# Start of Task input

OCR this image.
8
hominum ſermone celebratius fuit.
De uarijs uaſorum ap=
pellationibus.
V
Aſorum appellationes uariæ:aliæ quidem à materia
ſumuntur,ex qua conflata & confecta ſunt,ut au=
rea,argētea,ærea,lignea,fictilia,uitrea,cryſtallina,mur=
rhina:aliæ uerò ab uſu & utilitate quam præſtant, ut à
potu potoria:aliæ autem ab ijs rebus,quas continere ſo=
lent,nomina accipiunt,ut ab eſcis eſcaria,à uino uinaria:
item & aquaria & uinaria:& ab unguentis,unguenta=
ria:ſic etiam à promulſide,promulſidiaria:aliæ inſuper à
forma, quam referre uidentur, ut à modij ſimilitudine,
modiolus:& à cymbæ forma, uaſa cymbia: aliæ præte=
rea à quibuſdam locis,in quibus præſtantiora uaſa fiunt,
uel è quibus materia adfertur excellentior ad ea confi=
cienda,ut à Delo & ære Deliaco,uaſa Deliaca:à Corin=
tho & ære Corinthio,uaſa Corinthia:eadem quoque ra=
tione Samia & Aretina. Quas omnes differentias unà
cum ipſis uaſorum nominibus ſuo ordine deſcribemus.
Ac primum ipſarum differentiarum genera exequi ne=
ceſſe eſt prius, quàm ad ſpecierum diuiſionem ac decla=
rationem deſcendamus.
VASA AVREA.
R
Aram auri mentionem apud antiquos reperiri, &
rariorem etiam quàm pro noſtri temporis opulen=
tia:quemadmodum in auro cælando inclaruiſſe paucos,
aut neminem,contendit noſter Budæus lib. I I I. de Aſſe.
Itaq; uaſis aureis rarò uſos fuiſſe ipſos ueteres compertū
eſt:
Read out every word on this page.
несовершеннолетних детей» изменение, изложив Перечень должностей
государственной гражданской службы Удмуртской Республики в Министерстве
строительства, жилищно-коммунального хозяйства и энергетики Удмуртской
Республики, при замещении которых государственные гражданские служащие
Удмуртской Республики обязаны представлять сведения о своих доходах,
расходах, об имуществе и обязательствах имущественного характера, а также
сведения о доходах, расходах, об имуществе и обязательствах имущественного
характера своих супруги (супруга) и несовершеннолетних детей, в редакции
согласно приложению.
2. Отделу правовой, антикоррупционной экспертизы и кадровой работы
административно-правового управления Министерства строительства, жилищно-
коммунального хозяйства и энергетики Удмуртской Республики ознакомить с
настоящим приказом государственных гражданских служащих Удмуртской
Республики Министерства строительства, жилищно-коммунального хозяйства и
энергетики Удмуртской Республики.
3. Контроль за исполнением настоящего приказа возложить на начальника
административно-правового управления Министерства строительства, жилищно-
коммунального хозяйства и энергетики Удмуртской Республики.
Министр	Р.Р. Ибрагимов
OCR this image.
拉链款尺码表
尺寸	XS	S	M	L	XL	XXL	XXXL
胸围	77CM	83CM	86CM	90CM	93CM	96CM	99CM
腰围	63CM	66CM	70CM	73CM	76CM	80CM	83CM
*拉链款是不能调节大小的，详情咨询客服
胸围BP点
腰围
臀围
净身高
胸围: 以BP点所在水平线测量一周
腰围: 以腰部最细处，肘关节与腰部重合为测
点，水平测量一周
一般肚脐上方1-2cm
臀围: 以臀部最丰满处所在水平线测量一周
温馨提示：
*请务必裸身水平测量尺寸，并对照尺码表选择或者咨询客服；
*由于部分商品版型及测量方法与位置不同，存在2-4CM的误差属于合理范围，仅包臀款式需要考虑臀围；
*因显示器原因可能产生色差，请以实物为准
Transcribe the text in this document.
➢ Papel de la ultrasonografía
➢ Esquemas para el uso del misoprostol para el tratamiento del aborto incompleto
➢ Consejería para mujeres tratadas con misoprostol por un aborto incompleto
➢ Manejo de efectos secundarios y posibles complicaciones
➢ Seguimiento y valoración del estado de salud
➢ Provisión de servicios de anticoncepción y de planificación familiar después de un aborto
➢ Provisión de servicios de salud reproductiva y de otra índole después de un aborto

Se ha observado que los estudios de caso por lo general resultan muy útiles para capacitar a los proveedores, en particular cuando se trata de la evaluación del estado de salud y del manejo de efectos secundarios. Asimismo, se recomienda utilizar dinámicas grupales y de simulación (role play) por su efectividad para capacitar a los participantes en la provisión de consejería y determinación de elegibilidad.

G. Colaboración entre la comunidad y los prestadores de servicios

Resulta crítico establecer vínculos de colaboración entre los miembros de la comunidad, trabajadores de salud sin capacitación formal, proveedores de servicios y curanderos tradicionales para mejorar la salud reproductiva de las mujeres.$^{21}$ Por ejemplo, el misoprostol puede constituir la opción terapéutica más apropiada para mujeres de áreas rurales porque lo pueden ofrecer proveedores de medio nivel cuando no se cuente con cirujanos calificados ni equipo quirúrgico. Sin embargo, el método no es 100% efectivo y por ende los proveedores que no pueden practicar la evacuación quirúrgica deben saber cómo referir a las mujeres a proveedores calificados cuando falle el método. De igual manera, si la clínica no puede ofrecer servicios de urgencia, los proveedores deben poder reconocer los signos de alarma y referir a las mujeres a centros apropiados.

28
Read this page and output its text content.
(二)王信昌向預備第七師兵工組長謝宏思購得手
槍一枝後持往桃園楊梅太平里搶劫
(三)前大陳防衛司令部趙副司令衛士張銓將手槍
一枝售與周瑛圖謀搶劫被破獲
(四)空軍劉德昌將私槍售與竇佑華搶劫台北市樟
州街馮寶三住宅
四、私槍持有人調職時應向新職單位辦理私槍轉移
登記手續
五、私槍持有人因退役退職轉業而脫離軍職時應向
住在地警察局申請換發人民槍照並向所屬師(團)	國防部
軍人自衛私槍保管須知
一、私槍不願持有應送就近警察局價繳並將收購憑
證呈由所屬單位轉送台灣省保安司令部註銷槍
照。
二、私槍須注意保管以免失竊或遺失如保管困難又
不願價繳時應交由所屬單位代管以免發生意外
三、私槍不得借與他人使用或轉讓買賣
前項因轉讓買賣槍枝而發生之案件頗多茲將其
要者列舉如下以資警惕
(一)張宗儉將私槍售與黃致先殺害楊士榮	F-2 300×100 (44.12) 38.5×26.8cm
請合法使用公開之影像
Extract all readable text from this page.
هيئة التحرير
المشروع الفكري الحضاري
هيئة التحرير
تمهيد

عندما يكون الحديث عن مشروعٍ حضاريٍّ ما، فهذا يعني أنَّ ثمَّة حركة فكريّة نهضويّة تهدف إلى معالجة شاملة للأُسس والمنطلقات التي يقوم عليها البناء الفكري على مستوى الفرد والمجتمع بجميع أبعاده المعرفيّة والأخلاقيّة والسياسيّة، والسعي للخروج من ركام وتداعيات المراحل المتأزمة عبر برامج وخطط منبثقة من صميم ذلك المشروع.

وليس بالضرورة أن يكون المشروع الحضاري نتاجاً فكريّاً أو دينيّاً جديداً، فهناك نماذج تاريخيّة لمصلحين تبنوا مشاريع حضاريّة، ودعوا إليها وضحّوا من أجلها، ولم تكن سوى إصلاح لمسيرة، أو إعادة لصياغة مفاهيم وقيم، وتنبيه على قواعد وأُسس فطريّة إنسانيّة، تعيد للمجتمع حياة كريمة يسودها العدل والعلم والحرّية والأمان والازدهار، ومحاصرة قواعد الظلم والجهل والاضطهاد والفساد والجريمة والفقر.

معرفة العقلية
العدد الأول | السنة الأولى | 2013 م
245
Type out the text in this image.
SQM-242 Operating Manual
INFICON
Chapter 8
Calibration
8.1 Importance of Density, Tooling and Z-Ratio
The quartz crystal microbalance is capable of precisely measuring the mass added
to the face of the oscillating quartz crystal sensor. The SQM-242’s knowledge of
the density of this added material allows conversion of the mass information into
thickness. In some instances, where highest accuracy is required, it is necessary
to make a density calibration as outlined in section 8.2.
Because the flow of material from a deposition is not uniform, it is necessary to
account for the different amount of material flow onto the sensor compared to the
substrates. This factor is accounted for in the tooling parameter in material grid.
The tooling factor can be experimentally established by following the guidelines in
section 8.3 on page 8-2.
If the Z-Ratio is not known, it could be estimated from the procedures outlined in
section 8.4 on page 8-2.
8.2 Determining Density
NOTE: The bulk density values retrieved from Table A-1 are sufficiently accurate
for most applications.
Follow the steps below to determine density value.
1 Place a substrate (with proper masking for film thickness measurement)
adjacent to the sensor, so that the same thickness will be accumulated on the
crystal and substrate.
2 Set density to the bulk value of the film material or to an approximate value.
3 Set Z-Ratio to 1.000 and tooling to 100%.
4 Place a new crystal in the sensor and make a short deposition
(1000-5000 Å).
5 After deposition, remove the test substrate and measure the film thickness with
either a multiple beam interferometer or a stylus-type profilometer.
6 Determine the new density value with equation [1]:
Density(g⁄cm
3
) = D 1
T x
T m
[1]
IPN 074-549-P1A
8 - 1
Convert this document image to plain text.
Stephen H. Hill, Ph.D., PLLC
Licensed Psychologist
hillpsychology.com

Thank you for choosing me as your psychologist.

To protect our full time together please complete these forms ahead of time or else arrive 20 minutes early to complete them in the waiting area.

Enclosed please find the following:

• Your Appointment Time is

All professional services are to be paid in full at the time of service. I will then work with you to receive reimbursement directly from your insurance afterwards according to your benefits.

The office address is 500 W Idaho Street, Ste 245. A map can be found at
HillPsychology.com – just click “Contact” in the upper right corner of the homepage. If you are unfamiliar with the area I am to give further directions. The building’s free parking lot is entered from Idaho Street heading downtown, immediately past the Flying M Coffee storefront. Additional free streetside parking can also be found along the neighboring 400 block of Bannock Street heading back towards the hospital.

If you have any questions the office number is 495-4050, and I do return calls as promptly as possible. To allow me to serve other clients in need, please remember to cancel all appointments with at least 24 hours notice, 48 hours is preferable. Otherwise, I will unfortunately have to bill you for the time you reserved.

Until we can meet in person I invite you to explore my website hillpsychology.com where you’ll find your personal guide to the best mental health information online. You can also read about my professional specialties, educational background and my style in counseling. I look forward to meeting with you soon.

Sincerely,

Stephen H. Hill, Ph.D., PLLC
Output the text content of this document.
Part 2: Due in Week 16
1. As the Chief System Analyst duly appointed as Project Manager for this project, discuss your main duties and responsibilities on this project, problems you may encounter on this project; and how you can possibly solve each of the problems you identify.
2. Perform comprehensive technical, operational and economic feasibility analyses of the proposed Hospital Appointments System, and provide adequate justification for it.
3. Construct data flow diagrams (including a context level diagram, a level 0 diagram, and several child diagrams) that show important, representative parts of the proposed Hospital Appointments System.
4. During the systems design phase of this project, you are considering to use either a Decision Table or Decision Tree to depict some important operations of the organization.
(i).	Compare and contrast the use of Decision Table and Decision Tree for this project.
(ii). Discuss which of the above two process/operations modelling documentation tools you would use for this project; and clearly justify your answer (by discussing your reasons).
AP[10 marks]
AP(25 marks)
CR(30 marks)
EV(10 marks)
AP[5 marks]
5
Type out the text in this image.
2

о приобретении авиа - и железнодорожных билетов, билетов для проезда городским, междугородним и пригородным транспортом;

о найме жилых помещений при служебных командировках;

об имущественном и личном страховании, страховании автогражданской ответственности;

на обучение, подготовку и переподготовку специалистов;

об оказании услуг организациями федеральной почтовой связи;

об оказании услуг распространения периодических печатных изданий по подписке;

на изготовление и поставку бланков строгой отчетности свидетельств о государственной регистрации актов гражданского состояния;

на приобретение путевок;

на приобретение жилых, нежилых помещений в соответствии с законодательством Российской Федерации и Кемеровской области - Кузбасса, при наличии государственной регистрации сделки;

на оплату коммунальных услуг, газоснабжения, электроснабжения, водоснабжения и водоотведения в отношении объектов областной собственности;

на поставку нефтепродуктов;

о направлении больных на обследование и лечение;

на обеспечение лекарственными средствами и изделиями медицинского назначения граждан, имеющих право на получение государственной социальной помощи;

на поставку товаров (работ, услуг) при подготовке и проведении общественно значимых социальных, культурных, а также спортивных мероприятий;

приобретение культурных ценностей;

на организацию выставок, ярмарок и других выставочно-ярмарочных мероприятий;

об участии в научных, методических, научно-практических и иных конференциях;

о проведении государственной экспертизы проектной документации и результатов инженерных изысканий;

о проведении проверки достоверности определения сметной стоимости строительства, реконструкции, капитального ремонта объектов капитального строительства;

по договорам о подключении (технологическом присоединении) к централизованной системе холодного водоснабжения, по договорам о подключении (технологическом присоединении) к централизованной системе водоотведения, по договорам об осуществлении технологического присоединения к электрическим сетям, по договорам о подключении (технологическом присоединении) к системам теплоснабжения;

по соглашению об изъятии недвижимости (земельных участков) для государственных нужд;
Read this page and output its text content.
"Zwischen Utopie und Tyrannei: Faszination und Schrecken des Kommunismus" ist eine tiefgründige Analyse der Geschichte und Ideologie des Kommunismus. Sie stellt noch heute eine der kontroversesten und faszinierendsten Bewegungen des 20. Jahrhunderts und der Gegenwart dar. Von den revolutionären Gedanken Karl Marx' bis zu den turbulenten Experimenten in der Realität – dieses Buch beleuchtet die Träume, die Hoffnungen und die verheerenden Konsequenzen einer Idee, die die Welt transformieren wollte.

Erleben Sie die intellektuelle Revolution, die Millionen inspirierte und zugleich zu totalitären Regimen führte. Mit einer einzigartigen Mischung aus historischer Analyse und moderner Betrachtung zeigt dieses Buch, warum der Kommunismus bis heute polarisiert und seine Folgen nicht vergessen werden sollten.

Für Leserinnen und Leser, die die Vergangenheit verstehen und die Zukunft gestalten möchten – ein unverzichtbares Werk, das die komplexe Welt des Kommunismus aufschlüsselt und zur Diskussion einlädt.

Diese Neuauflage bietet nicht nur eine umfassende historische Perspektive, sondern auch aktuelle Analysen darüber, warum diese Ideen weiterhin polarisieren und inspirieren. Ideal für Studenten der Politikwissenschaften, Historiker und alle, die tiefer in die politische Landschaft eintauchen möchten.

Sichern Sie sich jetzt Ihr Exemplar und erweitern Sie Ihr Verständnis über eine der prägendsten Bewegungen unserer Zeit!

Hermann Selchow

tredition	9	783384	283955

# End of Task input

● **Requirement**:
Review the material and copy each line in which the word "nicht" appears.

● **The response**:
Erleben Sie die intellektuelle Revolution, die Millionen inspirierte und zugleich zu totalitären Regimen führte. Mit einer einzigartigen Mischung aus historischer Analyse und moderner Betrachtung zeigt dieses Buch, warum der Kommunismus bis heute polarisiert und seine Folgen nicht vergessen werden sollten.
Diese Neuauflage bietet nicht nur eine umfassende historische Perspektive, sondern auch aktuelle Analysen darüber, warum diese Ideen weiterhin polarisieren und inspirieren. Ideal für Studenten der Politikwissenschaften, Historiker und alle, die tiefer in die politische Landschaft eintauchen möchten.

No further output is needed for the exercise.